◆ **Exercise details**
Please rewrite the rows from the start through the row containing "y axis labels: 0 (657, 409, 663, 421)", replacing "text block" with "paragraph" and leaving everything else unchanged.

== Data listing ==

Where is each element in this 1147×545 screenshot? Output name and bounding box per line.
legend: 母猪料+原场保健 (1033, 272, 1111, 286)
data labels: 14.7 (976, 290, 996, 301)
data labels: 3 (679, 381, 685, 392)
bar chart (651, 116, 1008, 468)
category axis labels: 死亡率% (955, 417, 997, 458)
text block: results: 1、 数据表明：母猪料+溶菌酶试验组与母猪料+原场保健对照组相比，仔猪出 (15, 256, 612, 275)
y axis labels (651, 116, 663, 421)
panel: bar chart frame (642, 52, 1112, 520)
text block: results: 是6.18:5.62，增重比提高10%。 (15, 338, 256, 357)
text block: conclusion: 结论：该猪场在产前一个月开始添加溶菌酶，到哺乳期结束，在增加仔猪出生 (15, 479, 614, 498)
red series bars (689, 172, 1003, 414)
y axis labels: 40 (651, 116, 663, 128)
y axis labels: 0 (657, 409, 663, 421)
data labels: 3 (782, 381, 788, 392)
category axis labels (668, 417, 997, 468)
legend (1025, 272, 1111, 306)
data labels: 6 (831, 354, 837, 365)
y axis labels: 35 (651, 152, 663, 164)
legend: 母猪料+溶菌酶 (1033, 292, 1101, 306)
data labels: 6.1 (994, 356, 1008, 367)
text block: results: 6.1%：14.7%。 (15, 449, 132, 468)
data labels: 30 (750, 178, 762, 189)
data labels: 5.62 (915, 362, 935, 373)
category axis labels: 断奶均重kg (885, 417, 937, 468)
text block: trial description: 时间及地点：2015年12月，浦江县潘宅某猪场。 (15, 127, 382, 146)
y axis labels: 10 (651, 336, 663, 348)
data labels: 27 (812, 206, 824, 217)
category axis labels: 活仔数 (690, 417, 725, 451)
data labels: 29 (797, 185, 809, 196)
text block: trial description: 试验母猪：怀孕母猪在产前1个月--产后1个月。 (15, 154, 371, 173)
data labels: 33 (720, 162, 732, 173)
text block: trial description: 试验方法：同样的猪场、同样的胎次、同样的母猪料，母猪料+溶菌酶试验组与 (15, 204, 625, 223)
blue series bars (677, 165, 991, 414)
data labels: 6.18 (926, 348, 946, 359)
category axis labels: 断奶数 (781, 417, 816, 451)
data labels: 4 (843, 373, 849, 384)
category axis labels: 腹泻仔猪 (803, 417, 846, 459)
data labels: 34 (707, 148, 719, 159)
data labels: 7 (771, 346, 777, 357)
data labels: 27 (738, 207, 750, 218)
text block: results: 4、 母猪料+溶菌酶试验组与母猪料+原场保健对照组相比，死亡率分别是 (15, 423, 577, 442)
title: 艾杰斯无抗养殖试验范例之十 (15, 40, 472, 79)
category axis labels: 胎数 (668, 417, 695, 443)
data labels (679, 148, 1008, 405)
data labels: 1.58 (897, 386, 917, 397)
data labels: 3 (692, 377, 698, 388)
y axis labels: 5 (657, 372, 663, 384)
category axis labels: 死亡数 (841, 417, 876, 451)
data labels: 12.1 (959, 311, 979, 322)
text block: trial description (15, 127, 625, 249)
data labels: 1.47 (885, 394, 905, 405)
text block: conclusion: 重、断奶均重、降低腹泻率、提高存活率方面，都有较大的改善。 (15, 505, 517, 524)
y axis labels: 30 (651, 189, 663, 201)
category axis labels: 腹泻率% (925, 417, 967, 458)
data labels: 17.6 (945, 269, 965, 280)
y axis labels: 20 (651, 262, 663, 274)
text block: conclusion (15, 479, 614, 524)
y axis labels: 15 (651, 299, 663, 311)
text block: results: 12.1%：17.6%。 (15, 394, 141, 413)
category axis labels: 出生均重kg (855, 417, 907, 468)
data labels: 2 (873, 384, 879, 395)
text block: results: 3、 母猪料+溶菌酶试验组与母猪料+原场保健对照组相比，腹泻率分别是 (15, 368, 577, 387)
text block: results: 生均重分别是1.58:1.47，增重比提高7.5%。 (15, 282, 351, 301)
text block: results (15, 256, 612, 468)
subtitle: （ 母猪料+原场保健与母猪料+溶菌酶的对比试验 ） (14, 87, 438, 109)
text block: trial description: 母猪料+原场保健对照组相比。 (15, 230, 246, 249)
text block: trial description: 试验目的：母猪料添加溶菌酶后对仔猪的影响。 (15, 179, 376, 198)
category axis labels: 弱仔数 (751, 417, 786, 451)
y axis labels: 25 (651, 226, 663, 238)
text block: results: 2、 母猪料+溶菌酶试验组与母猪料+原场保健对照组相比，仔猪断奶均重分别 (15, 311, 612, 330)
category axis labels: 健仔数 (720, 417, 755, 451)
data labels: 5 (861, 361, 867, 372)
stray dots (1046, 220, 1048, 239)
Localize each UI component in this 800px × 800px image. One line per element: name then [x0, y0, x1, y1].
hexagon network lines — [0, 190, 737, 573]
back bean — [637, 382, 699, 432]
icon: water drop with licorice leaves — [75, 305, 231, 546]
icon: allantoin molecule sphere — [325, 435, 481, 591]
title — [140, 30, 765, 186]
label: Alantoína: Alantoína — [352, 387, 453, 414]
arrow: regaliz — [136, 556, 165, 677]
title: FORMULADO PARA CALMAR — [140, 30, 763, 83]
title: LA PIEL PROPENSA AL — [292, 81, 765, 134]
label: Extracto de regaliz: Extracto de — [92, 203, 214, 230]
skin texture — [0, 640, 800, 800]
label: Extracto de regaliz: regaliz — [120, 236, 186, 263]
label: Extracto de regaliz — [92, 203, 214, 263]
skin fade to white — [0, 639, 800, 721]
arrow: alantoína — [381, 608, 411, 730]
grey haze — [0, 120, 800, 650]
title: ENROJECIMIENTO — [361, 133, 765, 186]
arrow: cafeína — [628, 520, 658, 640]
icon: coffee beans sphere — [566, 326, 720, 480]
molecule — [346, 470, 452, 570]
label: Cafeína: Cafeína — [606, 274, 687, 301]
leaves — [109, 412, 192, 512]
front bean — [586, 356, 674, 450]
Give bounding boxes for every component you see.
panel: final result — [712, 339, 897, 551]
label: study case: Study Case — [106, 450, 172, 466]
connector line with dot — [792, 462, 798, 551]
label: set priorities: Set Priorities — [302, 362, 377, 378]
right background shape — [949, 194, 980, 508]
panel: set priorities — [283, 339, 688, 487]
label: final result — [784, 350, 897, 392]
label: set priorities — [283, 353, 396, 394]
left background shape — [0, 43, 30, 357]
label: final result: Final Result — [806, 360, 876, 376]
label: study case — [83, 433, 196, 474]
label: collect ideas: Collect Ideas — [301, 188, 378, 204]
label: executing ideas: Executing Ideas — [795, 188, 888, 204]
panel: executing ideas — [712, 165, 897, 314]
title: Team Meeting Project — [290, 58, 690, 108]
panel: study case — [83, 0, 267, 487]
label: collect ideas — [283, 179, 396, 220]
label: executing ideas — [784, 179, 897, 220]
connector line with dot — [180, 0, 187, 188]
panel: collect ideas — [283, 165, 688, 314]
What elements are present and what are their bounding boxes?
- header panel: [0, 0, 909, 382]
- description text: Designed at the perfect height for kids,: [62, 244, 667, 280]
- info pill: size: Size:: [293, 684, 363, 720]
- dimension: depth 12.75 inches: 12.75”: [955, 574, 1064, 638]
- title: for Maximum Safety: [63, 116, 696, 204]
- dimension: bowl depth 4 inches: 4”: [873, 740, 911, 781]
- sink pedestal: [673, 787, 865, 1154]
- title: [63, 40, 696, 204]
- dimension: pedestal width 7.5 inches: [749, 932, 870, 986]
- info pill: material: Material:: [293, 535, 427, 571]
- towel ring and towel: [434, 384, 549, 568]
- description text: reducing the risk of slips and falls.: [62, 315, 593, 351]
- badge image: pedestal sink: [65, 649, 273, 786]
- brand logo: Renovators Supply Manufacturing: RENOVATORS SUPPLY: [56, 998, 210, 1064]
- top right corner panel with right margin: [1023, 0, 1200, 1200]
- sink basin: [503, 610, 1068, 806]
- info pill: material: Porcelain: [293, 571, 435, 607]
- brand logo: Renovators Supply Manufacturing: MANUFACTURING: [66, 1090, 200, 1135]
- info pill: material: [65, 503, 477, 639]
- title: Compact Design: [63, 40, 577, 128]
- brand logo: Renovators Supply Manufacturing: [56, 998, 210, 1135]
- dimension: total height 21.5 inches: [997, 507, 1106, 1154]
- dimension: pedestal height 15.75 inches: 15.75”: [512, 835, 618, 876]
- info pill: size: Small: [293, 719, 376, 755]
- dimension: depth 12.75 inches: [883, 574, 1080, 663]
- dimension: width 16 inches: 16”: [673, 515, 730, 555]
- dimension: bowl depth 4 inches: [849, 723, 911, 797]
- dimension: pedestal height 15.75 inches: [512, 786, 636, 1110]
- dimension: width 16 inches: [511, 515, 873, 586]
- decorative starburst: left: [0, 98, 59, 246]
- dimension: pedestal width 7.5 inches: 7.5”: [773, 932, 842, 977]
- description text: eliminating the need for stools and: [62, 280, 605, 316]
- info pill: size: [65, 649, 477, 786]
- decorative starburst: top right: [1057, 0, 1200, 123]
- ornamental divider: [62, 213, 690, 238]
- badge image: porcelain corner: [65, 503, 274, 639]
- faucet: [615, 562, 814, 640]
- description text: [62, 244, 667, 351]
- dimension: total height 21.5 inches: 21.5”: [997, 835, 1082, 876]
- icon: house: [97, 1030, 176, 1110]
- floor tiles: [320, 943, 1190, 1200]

===

◆ **Final result**
Where is each element in this 1147×545 screenshot? Output name and bounding box per line.
legend: 母猪料+原场保健 (1033, 272, 1111, 286)
data labels: 14.7 (976, 290, 996, 301)
data labels: 3 (679, 381, 685, 392)
bar chart (651, 116, 1008, 468)
category axis labels: 死亡率% (955, 417, 997, 458)
paragraph: results: 1、 数据表明：母猪料+溶菌酶试验组与母猪料+原场保健对照组相比，仔猪出 (15, 256, 612, 275)
y axis labels (651, 116, 663, 421)
panel: bar chart frame (642, 52, 1112, 520)
paragraph: results: 是6.18:5.62，增重比提高10%。 (15, 338, 256, 357)
paragraph: conclusion: 结论：该猪场在产前一个月开始添加溶菌酶，到哺乳期结束，在增加仔猪出生 (15, 479, 614, 498)
red series bars (689, 172, 1003, 414)
y axis labels: 40 (651, 116, 663, 128)
y axis labels: 0 (657, 409, 663, 421)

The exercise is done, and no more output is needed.